> **Extracted records**:
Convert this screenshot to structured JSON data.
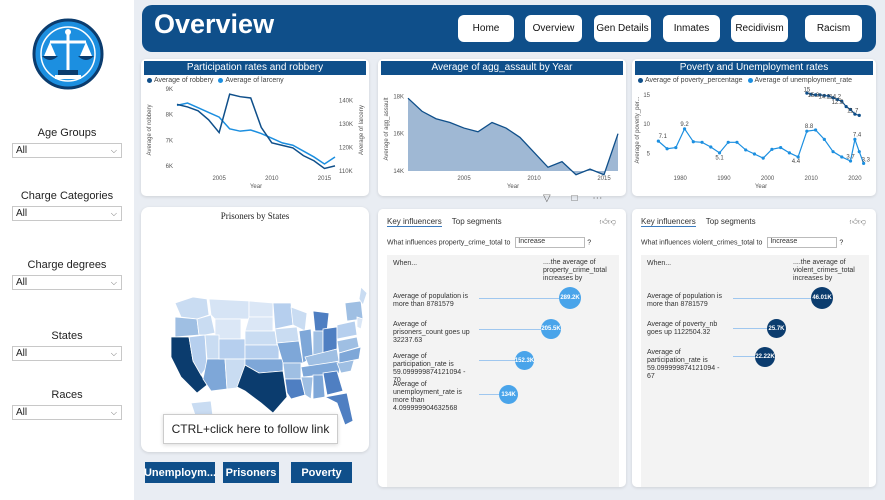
{
  "sidebar": {
    "slicers": [
      {
        "label": "Age Groups",
        "value": "All"
      },
      {
        "label": "Charge Categories",
        "value": "All"
      },
      {
        "label": "Charge degrees",
        "value": "All"
      },
      {
        "label": "States",
        "value": "All"
      },
      {
        "label": "Races",
        "value": "All"
      }
    ]
  },
  "header": {
    "title": "Overview",
    "nav": [
      "Home",
      "Overview",
      "Gen Details",
      "Inmates",
      "Recidivism",
      "Racism"
    ]
  },
  "chart_data": [
    {
      "type": "line",
      "title": "Participation rates and robbery",
      "series": [
        {
          "name": "Average of robbery",
          "x": [
            2001,
            2002,
            2003,
            2004,
            2005,
            2006,
            2007,
            2008,
            2009,
            2010,
            2011,
            2012,
            2013,
            2014,
            2015,
            2016
          ],
          "values": [
            8400,
            8300,
            8150,
            7800,
            7300,
            8800,
            8700,
            8650,
            7500,
            6900,
            6800,
            6700,
            6400,
            6200,
            5900,
            6000
          ]
        },
        {
          "name": "Average of larceny",
          "x": [
            2001,
            2002,
            2003,
            2004,
            2005,
            2006,
            2007,
            2008,
            2009,
            2010,
            2011,
            2012,
            2013,
            2014,
            2015,
            2016
          ],
          "values": [
            138000,
            139000,
            137000,
            135000,
            133000,
            128000,
            127000,
            127500,
            126000,
            124000,
            122000,
            121000,
            118500,
            116000,
            113000,
            116000
          ]
        }
      ],
      "xlabel": "Year",
      "ylabel": "Average of robbery",
      "ylabel_right": "Average of larceny",
      "y_ticks": [
        "6K",
        "7K",
        "8K",
        "9K"
      ],
      "y_ticks_right": [
        "110K",
        "120K",
        "130K",
        "140K"
      ],
      "x_ticks": [
        "2005",
        "2010",
        "2015"
      ]
    },
    {
      "type": "area",
      "title": "Average of agg_assault by Year",
      "x": [
        2001,
        2002,
        2003,
        2004,
        2005,
        2006,
        2007,
        2008,
        2009,
        2010,
        2011,
        2012,
        2013,
        2014,
        2015,
        2016
      ],
      "values": [
        17900,
        17200,
        16800,
        16600,
        16300,
        16100,
        16600,
        16300,
        15800,
        15000,
        14200,
        14500,
        13800,
        14100,
        13800,
        16000
      ],
      "xlabel": "Year",
      "ylabel": "Average of agg_assault",
      "y_ticks": [
        "14K",
        "16K",
        "18K"
      ],
      "x_ticks": [
        "2005",
        "2010",
        "2015"
      ]
    },
    {
      "type": "line",
      "title": "Poverty and Unemployment rates",
      "series": [
        {
          "name": "Average of poverty_percentage",
          "x": [
            2009,
            2010,
            2011,
            2012,
            2013,
            2014,
            2015,
            2016,
            2017,
            2018,
            2019,
            2020,
            2021
          ],
          "values": [
            15.3,
            15.1,
            15.0,
            15.0,
            14.9,
            14.8,
            14.5,
            14.2,
            13.9,
            13.0,
            12.5,
            11.7,
            11.5
          ]
        },
        {
          "name": "Average of unemployment_rate",
          "x": [
            1975,
            1977,
            1979,
            1981,
            1983,
            1985,
            1987,
            1989,
            1991,
            1993,
            1995,
            1997,
            1999,
            2001,
            2003,
            2005,
            2007,
            2009,
            2011,
            2013,
            2015,
            2017,
            2019,
            2020,
            2021,
            2022
          ],
          "values": [
            7.1,
            5.8,
            6.0,
            9.2,
            7.0,
            6.9,
            6.1,
            5.1,
            6.9,
            6.9,
            5.6,
            4.9,
            4.2,
            5.7,
            6.0,
            5.1,
            4.4,
            8.8,
            9.0,
            7.4,
            5.3,
            4.4,
            3.7,
            7.4,
            5.3,
            3.3
          ]
        }
      ],
      "labels": [
        "15",
        "15.3",
        "14.2",
        "14.2",
        "12.5",
        "11.7",
        "7.1",
        "9.2",
        "5.1",
        "4.4",
        "8.8",
        "7.4",
        "3.7",
        "3.3"
      ],
      "xlabel": "Year",
      "ylabel": "Average of poverty_per...",
      "y_ticks": [
        "5",
        "10",
        "15"
      ],
      "x_ticks": [
        "1980",
        "1990",
        "2000",
        "2010",
        "2020"
      ]
    }
  ],
  "map": {
    "title": "Prisoners by States"
  },
  "influencers": [
    {
      "tabs": [
        "Key influencers",
        "Top segments"
      ],
      "question": "What influences property_crime_total to",
      "select": "Increase",
      "when": "When...",
      "result_header": "....the average of property_crime_total increases by",
      "items": [
        {
          "text": "Average of population is more than 8781579",
          "value": "289.2K"
        },
        {
          "text": "Average of prisoners_count goes up 32237.63",
          "value": "205.5K"
        },
        {
          "text": "Average of participation_rate is 59.099999874121094 - 70",
          "value": "152.3K"
        },
        {
          "text": "Average of unemployment_rate is more than 4.099999904632568",
          "value": "134K"
        }
      ]
    },
    {
      "tabs": [
        "Key influencers",
        "Top segments"
      ],
      "question": "What influences violent_crimes_total to",
      "select": "Increase",
      "when": "When...",
      "result_header": "....the average of violent_crimes_total increases by",
      "items": [
        {
          "text": "Average of population is more than 8781579",
          "value": "46.01K"
        },
        {
          "text": "Average of poverty_nb goes up 1122504.32",
          "value": "25.7K"
        },
        {
          "text": "Average of participation_rate is 59.099999874121094 - 67",
          "value": "22.22K"
        }
      ]
    }
  ],
  "buttons": [
    "Unemploym...",
    "Prisoners",
    "Poverty"
  ],
  "tooltip": "CTRL+click here to follow link",
  "colors": {
    "navy": "#0f4f8a",
    "accent": "#1c8fe0",
    "dark": "#0b3c6e"
  }
}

> **Given task**:
Collect each line containing the string "rates".

> **Reply**:
      "title": "Participation rates and robbery",
      "title": "Poverty and Unemployment rates",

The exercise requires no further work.